(Data entries)
====

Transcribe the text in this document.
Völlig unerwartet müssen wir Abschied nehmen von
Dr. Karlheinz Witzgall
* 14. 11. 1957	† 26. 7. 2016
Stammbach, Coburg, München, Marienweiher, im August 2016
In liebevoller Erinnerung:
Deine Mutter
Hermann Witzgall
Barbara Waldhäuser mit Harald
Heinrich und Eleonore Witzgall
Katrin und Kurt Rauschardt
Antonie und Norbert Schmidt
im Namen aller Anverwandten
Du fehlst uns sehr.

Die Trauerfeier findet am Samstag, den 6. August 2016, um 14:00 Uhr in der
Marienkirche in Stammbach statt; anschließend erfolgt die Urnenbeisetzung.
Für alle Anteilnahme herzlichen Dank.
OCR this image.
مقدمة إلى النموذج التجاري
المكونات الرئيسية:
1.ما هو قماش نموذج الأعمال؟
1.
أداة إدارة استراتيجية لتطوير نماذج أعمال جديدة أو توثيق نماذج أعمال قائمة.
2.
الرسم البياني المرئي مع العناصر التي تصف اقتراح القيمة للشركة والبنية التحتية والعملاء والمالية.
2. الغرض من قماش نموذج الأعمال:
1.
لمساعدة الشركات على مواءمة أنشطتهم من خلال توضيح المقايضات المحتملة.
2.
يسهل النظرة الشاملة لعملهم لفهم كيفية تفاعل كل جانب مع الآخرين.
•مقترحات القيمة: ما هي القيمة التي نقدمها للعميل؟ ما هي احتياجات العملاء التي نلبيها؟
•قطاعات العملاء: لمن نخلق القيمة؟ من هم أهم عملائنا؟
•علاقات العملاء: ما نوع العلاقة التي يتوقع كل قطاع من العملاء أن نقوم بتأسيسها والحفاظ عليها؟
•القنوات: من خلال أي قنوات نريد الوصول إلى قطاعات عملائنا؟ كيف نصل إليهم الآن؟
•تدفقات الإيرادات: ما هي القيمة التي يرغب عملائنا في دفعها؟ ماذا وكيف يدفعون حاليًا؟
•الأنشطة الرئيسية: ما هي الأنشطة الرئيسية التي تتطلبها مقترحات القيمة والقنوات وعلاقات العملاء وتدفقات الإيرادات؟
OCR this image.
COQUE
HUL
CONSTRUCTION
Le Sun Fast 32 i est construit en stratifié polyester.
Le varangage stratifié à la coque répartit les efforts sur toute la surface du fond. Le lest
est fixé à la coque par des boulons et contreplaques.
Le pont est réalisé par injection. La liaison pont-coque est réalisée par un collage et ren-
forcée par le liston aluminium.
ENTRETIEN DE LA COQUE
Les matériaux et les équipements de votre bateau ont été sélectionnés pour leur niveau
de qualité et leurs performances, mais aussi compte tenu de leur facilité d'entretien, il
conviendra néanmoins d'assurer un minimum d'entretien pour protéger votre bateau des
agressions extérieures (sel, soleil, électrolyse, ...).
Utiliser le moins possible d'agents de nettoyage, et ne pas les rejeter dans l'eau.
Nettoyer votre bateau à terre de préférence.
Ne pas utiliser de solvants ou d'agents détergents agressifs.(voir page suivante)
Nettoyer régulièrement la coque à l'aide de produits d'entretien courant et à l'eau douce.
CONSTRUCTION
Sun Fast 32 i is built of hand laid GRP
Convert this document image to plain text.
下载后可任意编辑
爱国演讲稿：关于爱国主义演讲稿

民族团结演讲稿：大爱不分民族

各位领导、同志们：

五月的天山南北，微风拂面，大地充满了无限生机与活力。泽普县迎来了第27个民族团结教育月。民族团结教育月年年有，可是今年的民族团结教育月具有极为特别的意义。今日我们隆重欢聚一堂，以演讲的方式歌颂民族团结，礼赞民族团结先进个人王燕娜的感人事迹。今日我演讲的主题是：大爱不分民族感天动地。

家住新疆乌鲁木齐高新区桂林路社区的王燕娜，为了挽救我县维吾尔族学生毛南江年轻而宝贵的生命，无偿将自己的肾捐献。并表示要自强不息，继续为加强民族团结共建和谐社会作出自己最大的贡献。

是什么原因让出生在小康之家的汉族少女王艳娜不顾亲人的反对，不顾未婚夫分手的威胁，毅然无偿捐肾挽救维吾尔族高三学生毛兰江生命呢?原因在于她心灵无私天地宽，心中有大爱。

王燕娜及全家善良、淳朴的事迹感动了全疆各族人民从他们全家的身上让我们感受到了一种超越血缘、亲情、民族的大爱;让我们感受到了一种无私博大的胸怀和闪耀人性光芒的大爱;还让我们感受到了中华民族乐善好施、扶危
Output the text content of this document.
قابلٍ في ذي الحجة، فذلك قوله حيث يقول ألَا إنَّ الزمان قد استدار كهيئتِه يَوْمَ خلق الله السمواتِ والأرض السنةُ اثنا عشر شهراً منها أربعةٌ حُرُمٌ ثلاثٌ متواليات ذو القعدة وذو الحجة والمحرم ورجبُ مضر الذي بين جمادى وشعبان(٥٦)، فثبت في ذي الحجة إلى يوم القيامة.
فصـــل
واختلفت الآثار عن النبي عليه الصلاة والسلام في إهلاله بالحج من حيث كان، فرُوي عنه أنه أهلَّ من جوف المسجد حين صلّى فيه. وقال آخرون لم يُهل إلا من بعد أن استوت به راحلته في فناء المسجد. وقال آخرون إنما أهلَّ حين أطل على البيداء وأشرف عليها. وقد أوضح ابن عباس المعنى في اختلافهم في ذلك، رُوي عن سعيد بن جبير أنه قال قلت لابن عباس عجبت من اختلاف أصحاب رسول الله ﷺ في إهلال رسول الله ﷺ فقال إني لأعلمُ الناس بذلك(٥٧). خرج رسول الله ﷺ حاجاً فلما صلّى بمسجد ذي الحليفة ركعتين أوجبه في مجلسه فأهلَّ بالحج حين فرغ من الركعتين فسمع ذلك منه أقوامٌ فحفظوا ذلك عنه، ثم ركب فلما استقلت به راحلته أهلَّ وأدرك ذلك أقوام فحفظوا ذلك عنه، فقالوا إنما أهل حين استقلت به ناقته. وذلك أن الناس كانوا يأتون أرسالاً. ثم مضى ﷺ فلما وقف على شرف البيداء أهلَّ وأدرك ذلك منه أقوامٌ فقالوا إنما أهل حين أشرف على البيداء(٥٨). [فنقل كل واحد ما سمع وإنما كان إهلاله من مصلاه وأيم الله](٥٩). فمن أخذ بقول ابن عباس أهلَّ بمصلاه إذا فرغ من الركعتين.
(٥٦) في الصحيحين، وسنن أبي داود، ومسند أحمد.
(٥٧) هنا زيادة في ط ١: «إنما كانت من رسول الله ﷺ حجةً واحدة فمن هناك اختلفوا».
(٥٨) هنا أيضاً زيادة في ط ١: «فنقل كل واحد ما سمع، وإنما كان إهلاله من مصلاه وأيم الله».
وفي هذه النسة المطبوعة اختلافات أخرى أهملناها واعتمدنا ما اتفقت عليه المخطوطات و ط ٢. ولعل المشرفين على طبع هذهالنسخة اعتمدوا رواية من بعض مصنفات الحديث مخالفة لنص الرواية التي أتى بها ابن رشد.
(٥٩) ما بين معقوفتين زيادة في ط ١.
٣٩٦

====

- _Written task_: Quote every record above exactly.

- _Final answer_:
Transcribe the text in this document.
Völlig unerwartet müssen wir Abschied nehmen von
Dr. Karlheinz Witzgall
* 14. 11. 1957	† 26. 7. 2016
Stammbach, Coburg, München, Marienweiher, im August 2016
In liebevoller Erinnerung:
Deine Mutter
Hermann Witzgall
Barbara Waldhäuser mit Harald
Heinrich und Eleonore Witzgall
Katrin und Kurt Rauschardt
Antonie und Norbert Schmidt
im Namen aller Anverwandten
Du fehlst uns sehr.

Die Trauerfeier findet am Samstag, den 6. August 2016, um 14:00 Uhr in der
Marienkirche in Stammbach statt; anschließend erfolgt die Urnenbeisetzung.
Für alle Anteilnahme herzlichen Dank.
OCR this image.
مقدمة إلى النموذج التجاري
المكونات الرئيسية:
1.ما هو قماش نموذج الأعمال؟
1.
أداة إدارة استراتيجية لتطوير نماذج أعمال جديدة أو توثيق نماذج أعمال قائمة.
2.
الرسم البياني المرئي مع العناصر التي تصف اقتراح القيمة للشركة والبنية التحتية والعملاء والمالية.
2. الغرض من قماش نموذج الأعمال:
1.
لمساعدة الشركات على مواءمة أنشطتهم من خلال توضيح المقايضات المحتملة.
2.
يسهل النظرة الشاملة لعملهم لفهم كيفية تفاعل كل جانب مع الآخرين.
•مقترحات القيمة: ما هي القيمة التي نقدمها للعميل؟ ما هي احتياجات العملاء التي نلبيها؟
•قطاعات العملاء: لمن نخلق القيمة؟ من هم أهم عملائنا؟
•علاقات العملاء: ما نوع العلاقة التي يتوقع كل قطاع من العملاء أن نقوم بتأسيسها والحفاظ عليها؟
•القنوات: من خلال أي قنوات نريد الوصول إلى قطاعات عملائنا؟ كيف نصل إليهم الآن؟
•تدفقات الإيرادات: ما هي القيمة التي يرغب عملائنا في دفعها؟ ماذا وكيف يدفعون حاليًا؟
•الأنشطة الرئيسية: ما هي الأنشطة الرئيسية التي تتطلبها مقترحات القيمة والقنوات وعلاقات العملاء وتدفقات الإيرادات؟
OCR this image.
COQUE
HUL
CONSTRUCTION
Le Sun Fast 32 i est construit en stratifié polyester.
Le varangage stratifié à la coque répartit les efforts sur toute la surface du fond. Le lest
est fixé à la coque par des boulons et contreplaques.
Le pont est réalisé par injection. La liaison pont-coque est réalisée par un collage et ren-
forcée par le liston aluminium.
ENTRETIEN DE LA COQUE
Les matériaux et les équipements de votre bateau ont été sélectionnés pour leur niveau
de qualité et leurs performances, mais aussi compte tenu de leur facilité d'entretien, il
conviendra néanmoins d'assurer un minimum d'entretien pour protéger votre bateau des
agressions extérieures (sel, soleil, électrolyse, ...).
Utiliser le moins possible d'agents de nettoyage, et ne pas les rejeter dans l'eau.
Nettoyer votre bateau à terre de préférence.
Ne pas utiliser de solvants ou d'agents détergents agressifs.(voir page suivante)
Nettoyer régulièrement la coque à l'aide de produits d'entretien courant et à l'eau douce.
CONSTRUCTION
Sun Fast 32 i is built of hand laid GRP
Convert this document image to plain text.
下载后可任意编辑
爱国演讲稿：关于爱国主义演讲稿

民族团结演讲稿：大爱不分民族

各位领导、同志们：

五月的天山南北，微风拂面，大地充满了无限生机与活力。泽普县迎来了第27个民族团结教育月。民族团结教育月年年有，可是今年的民族团结教育月具有极为特别的意义。今日我们隆重欢聚一堂，以演讲的方式歌颂民族团结，礼赞民族团结先进个人王燕娜的感人事迹。今日我演讲的主题是：大爱不分民族感天动地。

家住新疆乌鲁木齐高新区桂林路社区的王燕娜，为了挽救我县维吾尔族学生毛南江年轻而宝贵的生命，无偿将自己的肾捐献。并表示要自强不息，继续为加强民族团结共建和谐社会作出自己最大的贡献。

是什么原因让出生在小康之家的汉族少女王艳娜不顾亲人的反对，不顾未婚夫分手的威胁，毅然无偿捐肾挽救维吾尔族高三学生毛兰江生命呢?原因在于她心灵无私天地宽，心中有大爱。

王燕娜及全家善良、淳朴的事迹感动了全疆各族人民从他们全家的身上让我们感受到了一种超越血缘、亲情、民族的大爱;让我们感受到了一种无私博大的胸怀和闪耀人性光芒的大爱;还让我们感受到了中华民族乐善好施、扶危
Output the text content of this document.
قابلٍ في ذي الحجة، فذلك قوله حيث يقول ألَا إنَّ الزمان قد استدار كهيئتِه يَوْمَ خلق الله السمواتِ والأرض السنةُ اثنا عشر شهراً منها أربعةٌ حُرُمٌ ثلاثٌ متواليات ذو القعدة وذو الحجة والمحرم ورجبُ مضر الذي بين جمادى وشعبان(٥٦)، فثبت في ذي الحجة إلى يوم القيامة.
فصـــل
واختلفت الآثار عن النبي عليه الصلاة والسلام في إهلاله بالحج من حيث كان، فرُوي عنه أنه أهلَّ من جوف المسجد حين صلّى فيه. وقال آخرون لم يُهل إلا من بعد أن استوت به راحلته في فناء المسجد. وقال آخرون إنما أهلَّ حين أطل على البيداء وأشرف عليها. وقد أوضح ابن عباس المعنى في اختلافهم في ذلك، رُوي عن سعيد بن جبير أنه قال قلت لابن عباس عجبت من اختلاف أصحاب رسول الله ﷺ في إهلال رسول الله ﷺ فقال إني لأعلمُ الناس بذلك(٥٧). خرج رسول الله ﷺ حاجاً فلما صلّى بمسجد ذي الحليفة ركعتين أوجبه في مجلسه فأهلَّ بالحج حين فرغ من الركعتين فسمع ذلك منه أقوامٌ فحفظوا ذلك عنه، ثم ركب فلما استقلت به راحلته أهلَّ وأدرك ذلك أقوام فحفظوا ذلك عنه، فقالوا إنما أهل حين استقلت به ناقته. وذلك أن الناس كانوا يأتون أرسالاً. ثم مضى ﷺ فلما وقف على شرف البيداء أهلَّ وأدرك ذلك منه أقوامٌ فقالوا إنما أهل حين أشرف على البيداء(٥٨). [فنقل كل واحد ما سمع وإنما كان إهلاله من مصلاه وأيم الله](٥٩). فمن أخذ بقول ابن عباس أهلَّ بمصلاه إذا فرغ من الركعتين.
(٥٦) في الصحيحين، وسنن أبي داود، ومسند أحمد.
(٥٧) هنا زيادة في ط ١: «إنما كانت من رسول الله ﷺ حجةً واحدة فمن هناك اختلفوا».
(٥٨) هنا أيضاً زيادة في ط ١: «فنقل كل واحد ما سمع، وإنما كان إهلاله من مصلاه وأيم الله».
وفي هذه النسة المطبوعة اختلافات أخرى أهملناها واعتمدنا ما اتفقت عليه المخطوطات و ط ٢. ولعل المشرفين على طبع هذهالنسخة اعتمدوا رواية من بعض مصنفات الحديث مخالفة لنص الرواية التي أتى بها ابن رشد.
(٥٩) ما بين معقوفتين زيادة في ط ١.
٣٩٦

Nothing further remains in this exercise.